#### [Exercise instructions]
Images appear in the records below; leave them out and repeat everything else exactly.

#### [Provided information]
● ● ●

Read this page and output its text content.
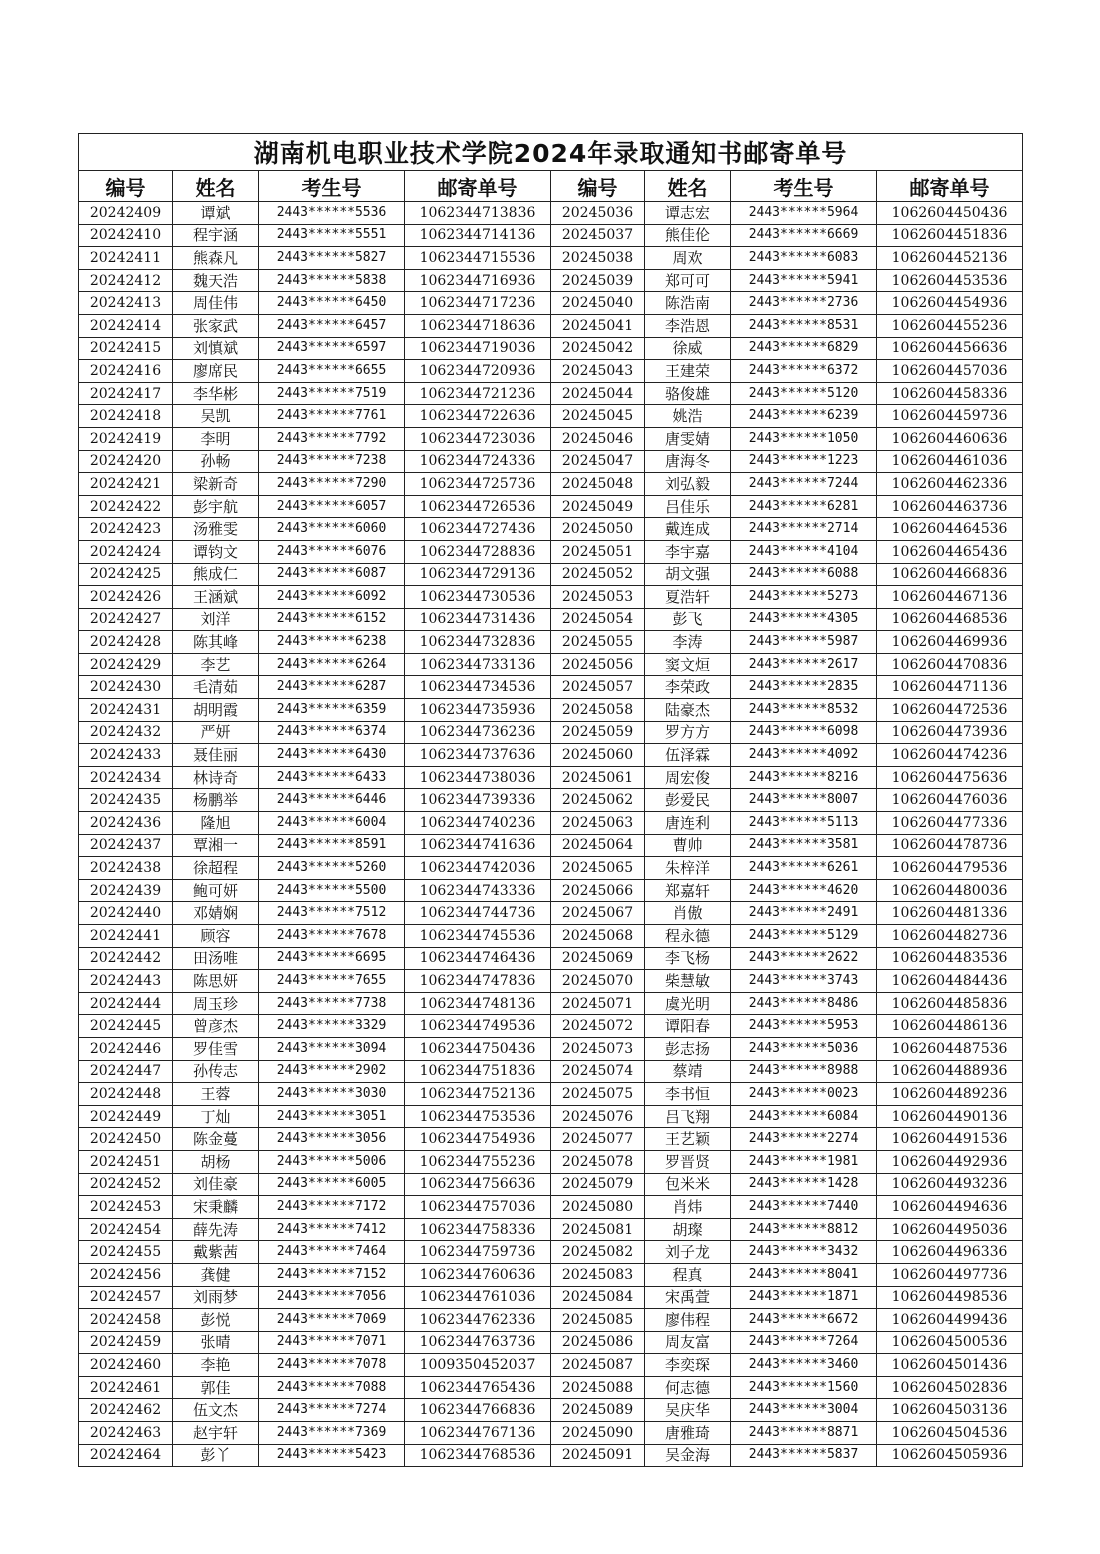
湖南机电职业技术学院2024年录取通知书邮寄单号							
编号	姓名	考生号	邮寄单号	编号	姓名	考生号	邮寄单号
20242409	谭斌	2443******5536	1062344713836	20245036	谭志宏	2443******5964	1062604450436
20242410	程宇涵	2443******5551	1062344714136	20245037	熊佳伦	2443******6669	1062604451836
20242411	熊森凡	2443******5827	1062344715536	20245038	周欢	2443******6083	1062604452136
20242412	魏天浩	2443******5838	1062344716936	20245039	郑可可	2443******5941	1062604453536
20242413	周佳伟	2443******6450	1062344717236	20245040	陈浩南	2443******2736	1062604454936
20242414	张家武	2443******6457	1062344718636	20245041	李浩恩	2443******8531	1062604455236
20242415	刘慎斌	2443******6597	1062344719036	20245042	徐威	2443******6829	1062604456636
20242416	廖席民	2443******6655	1062344720936	20245043	王建荣	2443******6372	1062604457036
20242417	李华彬	2443******7519	1062344721236	20245044	骆俊雄	2443******5120	1062604458336
20242418	吴凯	2443******7761	1062344722636	20245045	姚浩	2443******6239	1062604459736
20242419	李明	2443******7792	1062344723036	20245046	唐雯婧	2443******1050	1062604460636
20242420	孙畅	2443******7238	1062344724336	20245047	唐海冬	2443******1223	1062604461036
20242421	梁新奇	2443******7290	1062344725736	20245048	刘弘毅	2443******7244	1062604462336
20242422	彭宇航	2443******6057	1062344726536	20245049	吕佳乐	2443******6281	1062604463736
20242423	汤雅雯	2443******6060	1062344727436	20245050	戴连成	2443******2714	1062604464536
20242424	谭钧文	2443******6076	1062344728836	20245051	李宇嘉	2443******4104	1062604465436
20242425	熊成仁	2443******6087	1062344729136	20245052	胡文强	2443******6088	1062604466836
20242426	王涵斌	2443******6092	1062344730536	20245053	夏浩轩	2443******5273	1062604467136
20242427	刘洋	2443******6152	1062344731436	20245054	彭飞	2443******4305	1062604468536
20242428	陈其峰	2443******6238	1062344732836	20245055	李涛	2443******5987	1062604469936
20242429	李艺	2443******6264	1062344733136	20245056	窦文烜	2443******2617	1062604470836
20242430	毛清茹	2443******6287	1062344734536	20245057	李荣政	2443******2835	1062604471136
20242431	胡明霞	2443******6359	1062344735936	20245058	陆豪杰	2443******8532	1062604472536
20242432	严妍	2443******6374	1062344736236	20245059	罗方方	2443******6098	1062604473936
20242433	聂佳丽	2443******6430	1062344737636	20245060	伍泽霖	2443******4092	1062604474236
20242434	林诗奇	2443******6433	1062344738036	20245061	周宏俊	2443******8216	1062604475636
20242435	杨鹏举	2443******6446	1062344739336	20245062	彭爱民	2443******8007	1062604476036
20242436	隆旭	2443******6004	1062344740236	20245063	唐连利	2443******5113	1062604477336
20242437	覃湘一	2443******8591	1062344741636	20245064	曹帅	2443******3581	1062604478736
20242438	徐超程	2443******5260	1062344742036	20245065	朱梓洋	2443******6261	1062604479536
20242439	鲍可妍	2443******5500	1062344743336	20245066	郑嘉轩	2443******4620	1062604480036
20242440	邓婧娴	2443******7512	1062344744736	20245067	肖傲	2443******2491	1062604481336
20242441	顾容	2443******7678	1062344745536	20245068	程永德	2443******5129	1062604482736
20242442	田汤唯	2443******6695	1062344746436	20245069	李飞杨	2443******2622	1062604483536
20242443	陈思妍	2443******7655	1062344747836	20245070	柴慧敏	2443******3743	1062604484436
20242444	周玉珍	2443******7738	1062344748136	20245071	虞光明	2443******8486	1062604485836
20242445	曾彦杰	2443******3329	1062344749536	20245072	谭阳春	2443******5953	1062604486136
20242446	罗佳雪	2443******3094	1062344750436	20245073	彭志扬	2443******5036	1062604487536
20242447	孙传志	2443******2902	1062344751836	20245074	蔡靖	2443******8988	1062604488936
20242448	王蓉	2443******3030	1062344752136	20245075	李书恒	2443******0023	1062604489236
20242449	丁灿	2443******3051	1062344753536	20245076	吕飞翔	2443******6084	1062604490136
20242450	陈金蔓	2443******3056	1062344754936	20245077	王艺颖	2443******2274	1062604491536
20242451	胡杨	2443******5006	1062344755236	20245078	罗晋贤	2443******1981	1062604492936
20242452	刘佳豪	2443******6005	1062344756636	20245079	包米米	2443******1428	1062604493236
20242453	宋秉麟	2443******7172	1062344757036	20245080	肖炜	2443******7440	1062604494636
20242454	薛先涛	2443******7412	1062344758336	20245081	胡璨	2443******8812	1062604495036
20242455	戴紫茜	2443******7464	1062344759736	20245082	刘子龙	2443******3432	1062604496336
20242456	龚健	2443******7152	1062344760636	20245083	程真	2443******8041	1062604497736
20242457	刘雨梦	2443******7056	1062344761036	20245084	宋禹萱	2443******1871	1062604498536
20242458	彭悦	2443******7069	1062344762336	20245085	廖伟程	2443******6672	1062604499436
20242459	张晴	2443******7071	1062344763736	20245086	周友富	2443******7264	1062604500536
20242460	李艳	2443******7078	1009350452037	20245087	李奕琛	2443******3460	1062604501436
20242461	郭佳	2443******7088	1062344765436	20245088	何志德	2443******1560	1062604502836
20242462	伍文杰	2443******7274	1062344766836	20245089	吴庆华	2443******3004	1062604503136
20242463	赵宇轩	2443******7369	1062344767136	20245090	唐雅琦	2443******8871	1062604504536
20242464	彭丫	2443******5423	1062344768536	20245091	吴金海	2443******5837	1062604505936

● ● ●

#### [Correct response]
Read this page and output its text content.
湖南机电职业技术学院2024年录取通知书邮寄单号							
编号	姓名	考生号	邮寄单号	编号	姓名	考生号	邮寄单号
20242409	谭斌	2443******5536	1062344713836	20245036	谭志宏	2443******5964	1062604450436
20242410	程宇涵	2443******5551	1062344714136	20245037	熊佳伦	2443******6669	1062604451836
20242411	熊森凡	2443******5827	1062344715536	20245038	周欢	2443******6083	1062604452136
20242412	魏天浩	2443******5838	1062344716936	20245039	郑可可	2443******5941	1062604453536
20242413	周佳伟	2443******6450	1062344717236	20245040	陈浩南	2443******2736	1062604454936
20242414	张家武	2443******6457	1062344718636	20245041	李浩恩	2443******8531	1062604455236
20242415	刘慎斌	2443******6597	1062344719036	20245042	徐威	2443******6829	1062604456636
20242416	廖席民	2443******6655	1062344720936	20245043	王建荣	2443******6372	1062604457036
20242417	李华彬	2443******7519	1062344721236	20245044	骆俊雄	2443******5120	1062604458336
20242418	吴凯	2443******7761	1062344722636	20245045	姚浩	2443******6239	1062604459736
20242419	李明	2443******7792	1062344723036	20245046	唐雯婧	2443******1050	1062604460636
20242420	孙畅	2443******7238	1062344724336	20245047	唐海冬	2443******1223	1062604461036
20242421	梁新奇	2443******7290	1062344725736	20245048	刘弘毅	2443******7244	1062604462336
20242422	彭宇航	2443******6057	1062344726536	20245049	吕佳乐	2443******6281	1062604463736
20242423	汤雅雯	2443******6060	1062344727436	20245050	戴连成	2443******2714	1062604464536
20242424	谭钧文	2443******6076	1062344728836	20245051	李宇嘉	2443******4104	1062604465436
20242425	熊成仁	2443******6087	1062344729136	20245052	胡文强	2443******6088	1062604466836
20242426	王涵斌	2443******6092	1062344730536	20245053	夏浩轩	2443******5273	1062604467136
20242427	刘洋	2443******6152	1062344731436	20245054	彭飞	2443******4305	1062604468536
20242428	陈其峰	2443******6238	1062344732836	20245055	李涛	2443******5987	1062604469936
20242429	李艺	2443******6264	1062344733136	20245056	窦文烜	2443******2617	1062604470836
20242430	毛清茹	2443******6287	1062344734536	20245057	李荣政	2443******2835	1062604471136
20242431	胡明霞	2443******6359	1062344735936	20245058	陆豪杰	2443******8532	1062604472536
20242432	严妍	2443******6374	1062344736236	20245059	罗方方	2443******6098	1062604473936
20242433	聂佳丽	2443******6430	1062344737636	20245060	伍泽霖	2443******4092	1062604474236
20242434	林诗奇	2443******6433	1062344738036	20245061	周宏俊	2443******8216	1062604475636
20242435	杨鹏举	2443******6446	1062344739336	20245062	彭爱民	2443******8007	1062604476036
20242436	隆旭	2443******6004	1062344740236	20245063	唐连利	2443******5113	1062604477336
20242437	覃湘一	2443******8591	1062344741636	20245064	曹帅	2443******3581	1062604478736
20242438	徐超程	2443******5260	1062344742036	20245065	朱梓洋	2443******6261	1062604479536
20242439	鲍可妍	2443******5500	1062344743336	20245066	郑嘉轩	2443******4620	1062604480036
20242440	邓婧娴	2443******7512	1062344744736	20245067	肖傲	2443******2491	1062604481336
20242441	顾容	2443******7678	1062344745536	20245068	程永德	2443******5129	1062604482736
20242442	田汤唯	2443******6695	1062344746436	20245069	李飞杨	2443******2622	1062604483536
20242443	陈思妍	2443******7655	1062344747836	20245070	柴慧敏	2443******3743	1062604484436
20242444	周玉珍	2443******7738	1062344748136	20245071	虞光明	2443******8486	1062604485836
20242445	曾彦杰	2443******3329	1062344749536	20245072	谭阳春	2443******5953	1062604486136
20242446	罗佳雪	2443******3094	1062344750436	20245073	彭志扬	2443******5036	1062604487536
20242447	孙传志	2443******2902	1062344751836	20245074	蔡靖	2443******8988	1062604488936
20242448	王蓉	2443******3030	1062344752136	20245075	李书恒	2443******0023	1062604489236
20242449	丁灿	2443******3051	1062344753536	20245076	吕飞翔	2443******6084	1062604490136
20242450	陈金蔓	2443******3056	1062344754936	20245077	王艺颖	2443******2274	1062604491536
20242451	胡杨	2443******5006	1062344755236	20245078	罗晋贤	2443******1981	1062604492936
20242452	刘佳豪	2443******6005	1062344756636	20245079	包米米	2443******1428	1062604493236
20242453	宋秉麟	2443******7172	1062344757036	20245080	肖炜	2443******7440	1062604494636
20242454	薛先涛	2443******7412	1062344758336	20245081	胡璨	2443******8812	1062604495036
20242455	戴紫茜	2443******7464	1062344759736	20245082	刘子龙	2443******3432	1062604496336
20242456	龚健	2443******7152	1062344760636	20245083	程真	2443******8041	1062604497736
20242457	刘雨梦	2443******7056	1062344761036	20245084	宋禹萱	2443******1871	1062604498536
20242458	彭悦	2443******7069	1062344762336	20245085	廖伟程	2443******6672	1062604499436
20242459	张晴	2443******7071	1062344763736	20245086	周友富	2443******7264	1062604500536
20242460	李艳	2443******7078	1009350452037	20245087	李奕琛	2443******3460	1062604501436
20242461	郭佳	2443******7088	1062344765436	20245088	何志德	2443******1560	1062604502836
20242462	伍文杰	2443******7274	1062344766836	20245089	吴庆华	2443******3004	1062604503136
20242463	赵宇轩	2443******7369	1062344767136	20245090	唐雅琦	2443******8871	1062604504536
20242464	彭丫	2443******5423	1062344768536	20245091	吴金海	2443******5837	1062604505936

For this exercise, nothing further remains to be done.